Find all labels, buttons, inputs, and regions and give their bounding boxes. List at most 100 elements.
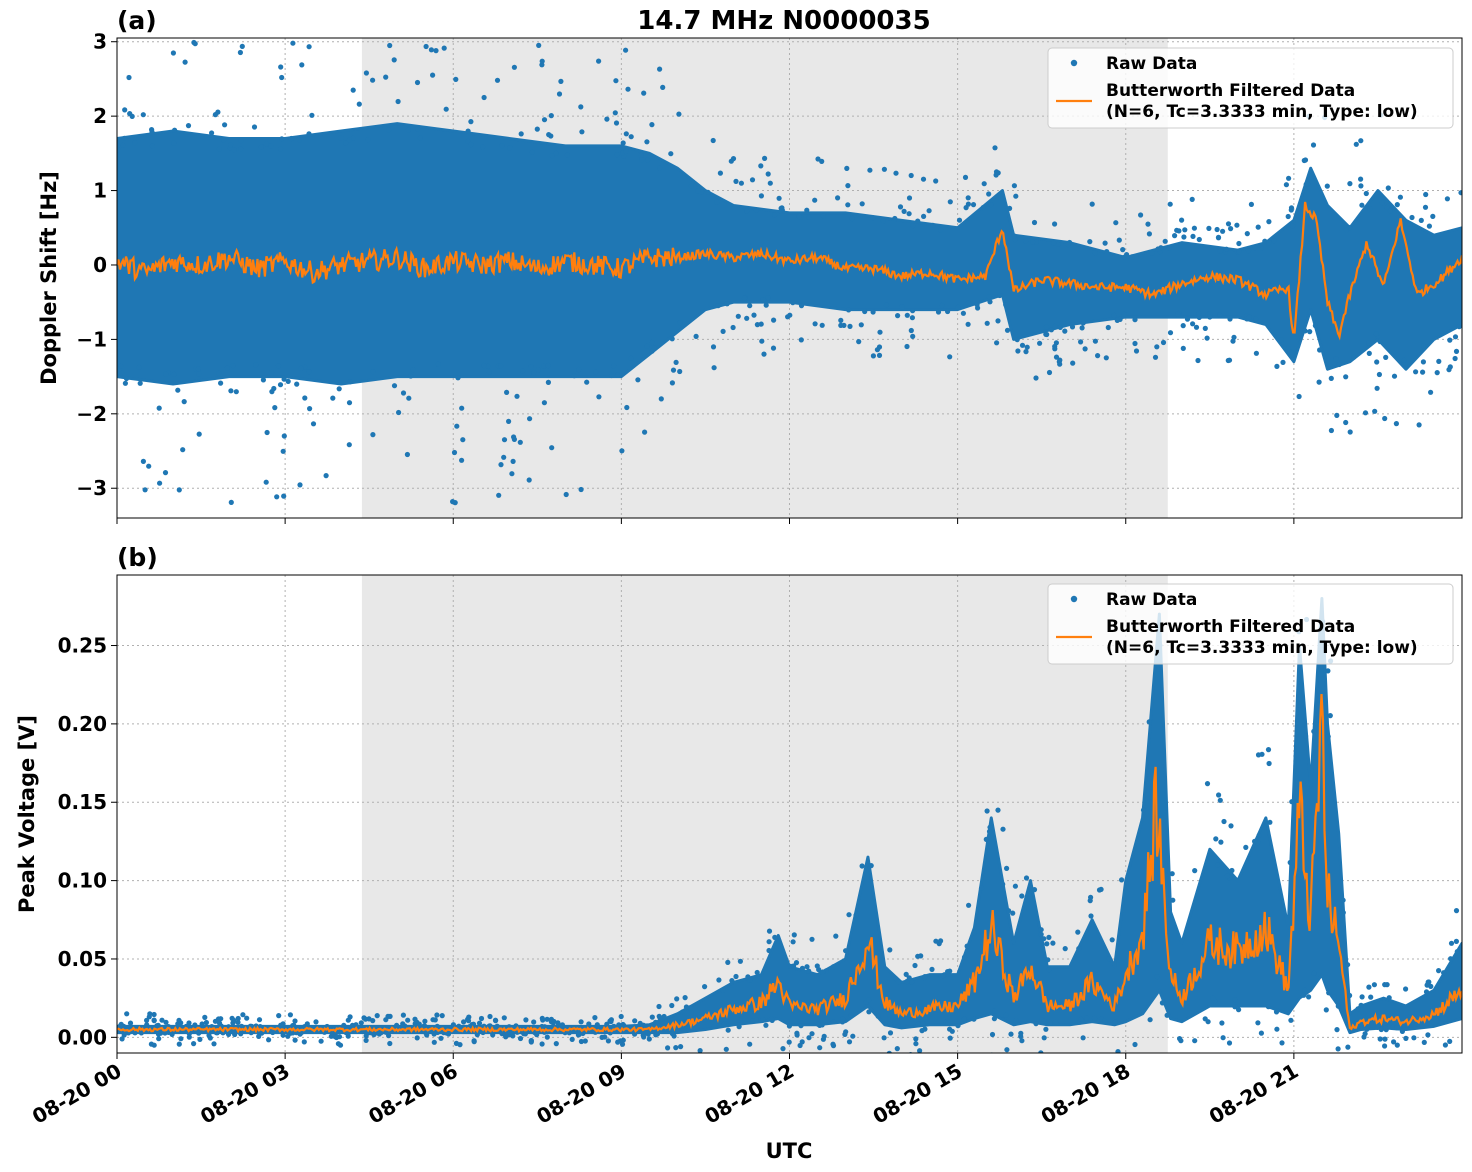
raw-data-point	[1236, 240, 1242, 247]
raw-data-point	[1018, 1033, 1024, 1039]
raw-data-point	[294, 381, 300, 387]
raw-data-point	[535, 367, 542, 373]
raw-data-point	[1362, 1031, 1368, 1037]
raw-data-point	[181, 399, 187, 405]
raw-data-point	[1229, 1074, 1234, 1079]
raw-data-point	[1138, 254, 1144, 260]
raw-data-point	[887, 947, 893, 953]
raw-data-point	[124, 1011, 130, 1017]
raw-data-point	[632, 1031, 638, 1037]
raw-data-point	[798, 1023, 804, 1029]
raw-data-point	[649, 1014, 655, 1020]
raw-data-point	[1043, 1026, 1049, 1032]
legend-box	[1047, 47, 1454, 129]
raw-data-point	[1307, 309, 1313, 315]
raw-data-point	[947, 354, 953, 360]
raw-data-point	[218, 380, 224, 386]
raw-data-point	[365, 8, 370, 13]
raw-data-point	[511, 64, 517, 70]
raw-data-point	[1271, 238, 1277, 244]
legend-box	[1047, 583, 1454, 665]
raw-data-point	[1274, 363, 1280, 369]
raw-data-point	[1253, 316, 1259, 322]
raw-data-point	[870, 215, 876, 221]
raw-data-point	[1070, 360, 1076, 366]
raw-data-point	[1023, 238, 1029, 244]
raw-data-point	[199, 1021, 205, 1027]
raw-data-point	[527, 416, 533, 422]
raw-data-point	[645, 1031, 651, 1037]
raw-data-point	[895, 313, 901, 319]
raw-data-point	[346, 442, 352, 448]
raw-data-point	[196, 431, 202, 437]
raw-data-point	[960, 310, 967, 316]
x-tick-label: 08-20 21	[1205, 1059, 1303, 1129]
raw-data-point	[794, 1032, 800, 1038]
raw-data-point	[771, 317, 777, 323]
raw-data-point	[915, 1021, 921, 1027]
raw-data-point	[987, 299, 993, 305]
raw-data-point	[1231, 334, 1237, 340]
raw-data-point	[437, 33, 442, 38]
raw-data-point	[1296, 393, 1302, 400]
raw-data-point	[1010, 910, 1016, 916]
raw-data-point	[230, 363, 236, 369]
raw-data-point	[1302, 328, 1308, 334]
raw-data-point	[1196, 236, 1202, 243]
raw-data-point	[1217, 797, 1223, 803]
raw-data-point	[1102, 240, 1108, 246]
raw-data-point	[121, 1032, 127, 1038]
y-tick-label: 0.20	[58, 712, 107, 736]
raw-data-point	[209, 130, 215, 136]
raw-data-point	[866, 997, 872, 1003]
raw-data-point	[682, 995, 688, 1001]
raw-data-point	[580, 1030, 586, 1036]
raw-data-point	[227, 142, 234, 148]
raw-data-point	[431, 1031, 437, 1037]
raw-data-point	[1229, 867, 1235, 874]
raw-data-point	[913, 1041, 919, 1047]
plot-area	[117, 8, 1462, 506]
raw-data-point	[1031, 219, 1038, 226]
raw-data-point	[1204, 781, 1211, 787]
raw-data-point	[549, 445, 555, 451]
y-tick-label: −2	[76, 402, 107, 426]
raw-data-point	[385, 1013, 391, 1020]
raw-data-point	[881, 1035, 887, 1041]
raw-data-point	[665, 1045, 671, 1051]
raw-data-point	[618, 1013, 624, 1020]
raw-data-point	[787, 312, 793, 318]
raw-data-point	[1325, 668, 1331, 674]
raw-data-point	[1265, 747, 1272, 753]
raw-data-point	[1232, 997, 1238, 1003]
raw-data-point	[1280, 359, 1286, 365]
raw-data-point	[353, 1022, 359, 1028]
raw-data-point	[617, 1038, 624, 1044]
raw-data-point	[1196, 310, 1202, 317]
raw-data-point	[1070, 1058, 1075, 1063]
raw-data-point	[838, 317, 844, 323]
raw-data-point	[995, 807, 1001, 813]
raw-data-point	[391, 383, 398, 389]
raw-data-point	[1218, 839, 1224, 845]
raw-data-point	[730, 156, 737, 162]
raw-data-point	[1057, 361, 1063, 367]
raw-data-point	[1363, 190, 1369, 197]
raw-data-point	[984, 320, 990, 326]
raw-data-point	[1447, 337, 1453, 343]
raw-data-point	[149, 143, 155, 149]
raw-data-point	[370, 369, 376, 375]
raw-data-point	[408, 373, 414, 379]
raw-data-point	[623, 47, 629, 53]
raw-data-point	[1248, 201, 1254, 207]
raw-data-point	[767, 180, 773, 186]
raw-data-point	[793, 960, 800, 966]
raw-data-point	[1287, 859, 1293, 866]
raw-data-point	[576, 366, 582, 373]
raw-data-point	[159, 1017, 165, 1023]
raw-data-point	[1335, 1046, 1341, 1052]
raw-data-point	[1052, 1019, 1059, 1025]
raw-data-point	[481, 94, 487, 101]
raw-data-point	[744, 208, 750, 214]
raw-data-point	[1214, 226, 1220, 233]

::::::::

Copy the entries above word for word, without the pictures.

| The output |
Find all labels, buttons, inputs, and regions and give their bounding boxes. List at most 100 elements.
raw-data-point	[1236, 240, 1242, 247]
raw-data-point	[1018, 1033, 1024, 1039]
raw-data-point	[294, 381, 300, 387]
raw-data-point	[535, 367, 542, 373]
raw-data-point	[1362, 1031, 1368, 1037]
raw-data-point	[181, 399, 187, 405]
raw-data-point	[1229, 1074, 1234, 1079]
raw-data-point	[1138, 254, 1144, 260]
raw-data-point	[887, 947, 893, 953]
raw-data-point	[124, 1011, 130, 1017]
raw-data-point	[632, 1031, 638, 1037]
raw-data-point	[798, 1023, 804, 1029]
raw-data-point	[649, 1014, 655, 1020]
raw-data-point	[1043, 1026, 1049, 1032]
legend-box	[1047, 47, 1454, 129]
raw-data-point	[1307, 309, 1313, 315]
raw-data-point	[947, 354, 953, 360]
raw-data-point	[218, 380, 224, 386]
raw-data-point	[365, 8, 370, 13]
raw-data-point	[511, 64, 517, 70]
raw-data-point	[1271, 238, 1277, 244]
legend-box	[1047, 583, 1454, 665]
raw-data-point	[1274, 363, 1280, 369]
raw-data-point	[1253, 316, 1259, 322]
raw-data-point	[870, 215, 876, 221]
raw-data-point	[1070, 360, 1076, 366]
raw-data-point	[1023, 238, 1029, 244]
raw-data-point	[199, 1021, 205, 1027]
raw-data-point	[527, 416, 533, 422]
raw-data-point	[645, 1031, 651, 1037]
raw-data-point	[895, 313, 901, 319]
raw-data-point	[346, 442, 352, 448]
raw-data-point	[196, 431, 202, 437]
raw-data-point	[960, 310, 967, 316]
x-tick-label: 08-20 21	[1205, 1059, 1303, 1129]
raw-data-point	[794, 1032, 800, 1038]
raw-data-point	[771, 317, 777, 323]
raw-data-point	[915, 1021, 921, 1027]
raw-data-point	[987, 299, 993, 305]
raw-data-point	[1231, 334, 1237, 340]
raw-data-point	[437, 33, 442, 38]
raw-data-point	[1296, 393, 1302, 400]
raw-data-point	[1010, 910, 1016, 916]
raw-data-point	[230, 363, 236, 369]
raw-data-point	[1302, 328, 1308, 334]
raw-data-point	[1196, 236, 1202, 243]
raw-data-point	[1217, 797, 1223, 803]
raw-data-point	[1102, 240, 1108, 246]
raw-data-point	[121, 1032, 127, 1038]
y-tick-label: 0.20	[58, 712, 107, 736]
raw-data-point	[209, 130, 215, 136]
raw-data-point	[866, 997, 872, 1003]
raw-data-point	[682, 995, 688, 1001]
raw-data-point	[580, 1030, 586, 1036]
raw-data-point	[227, 142, 234, 148]
raw-data-point	[431, 1031, 437, 1037]
raw-data-point	[1229, 867, 1235, 874]
raw-data-point	[913, 1041, 919, 1047]
plot-area	[117, 8, 1462, 506]
raw-data-point	[1031, 219, 1038, 226]
raw-data-point	[1204, 781, 1211, 787]
raw-data-point	[549, 445, 555, 451]
y-tick-label: −2	[76, 402, 107, 426]
raw-data-point	[385, 1013, 391, 1020]
raw-data-point	[881, 1035, 887, 1041]
raw-data-point	[665, 1045, 671, 1051]
raw-data-point	[618, 1013, 624, 1020]
raw-data-point	[787, 312, 793, 318]
raw-data-point	[1325, 668, 1331, 674]
raw-data-point	[1265, 747, 1272, 753]
raw-data-point	[1232, 997, 1238, 1003]
raw-data-point	[1280, 359, 1286, 365]
raw-data-point	[353, 1022, 359, 1028]
raw-data-point	[617, 1038, 624, 1044]
raw-data-point	[1196, 310, 1202, 317]
raw-data-point	[1070, 1058, 1075, 1063]
raw-data-point	[838, 317, 844, 323]
raw-data-point	[995, 807, 1001, 813]
raw-data-point	[391, 383, 398, 389]
raw-data-point	[1218, 839, 1224, 845]
raw-data-point	[730, 156, 737, 162]
raw-data-point	[1057, 361, 1063, 367]
raw-data-point	[1363, 190, 1369, 197]
raw-data-point	[984, 320, 990, 326]
raw-data-point	[1447, 337, 1453, 343]
raw-data-point	[149, 143, 155, 149]
raw-data-point	[370, 369, 376, 375]
raw-data-point	[408, 373, 414, 379]
raw-data-point	[623, 47, 629, 53]
raw-data-point	[1248, 201, 1254, 207]
raw-data-point	[767, 180, 773, 186]
raw-data-point	[793, 960, 800, 966]
raw-data-point	[1287, 859, 1293, 866]
raw-data-point	[576, 366, 582, 373]
raw-data-point	[159, 1017, 165, 1023]
raw-data-point	[1335, 1046, 1341, 1052]
raw-data-point	[1052, 1019, 1059, 1025]
raw-data-point	[481, 94, 487, 101]
raw-data-point	[744, 208, 750, 214]
raw-data-point	[1214, 226, 1220, 233]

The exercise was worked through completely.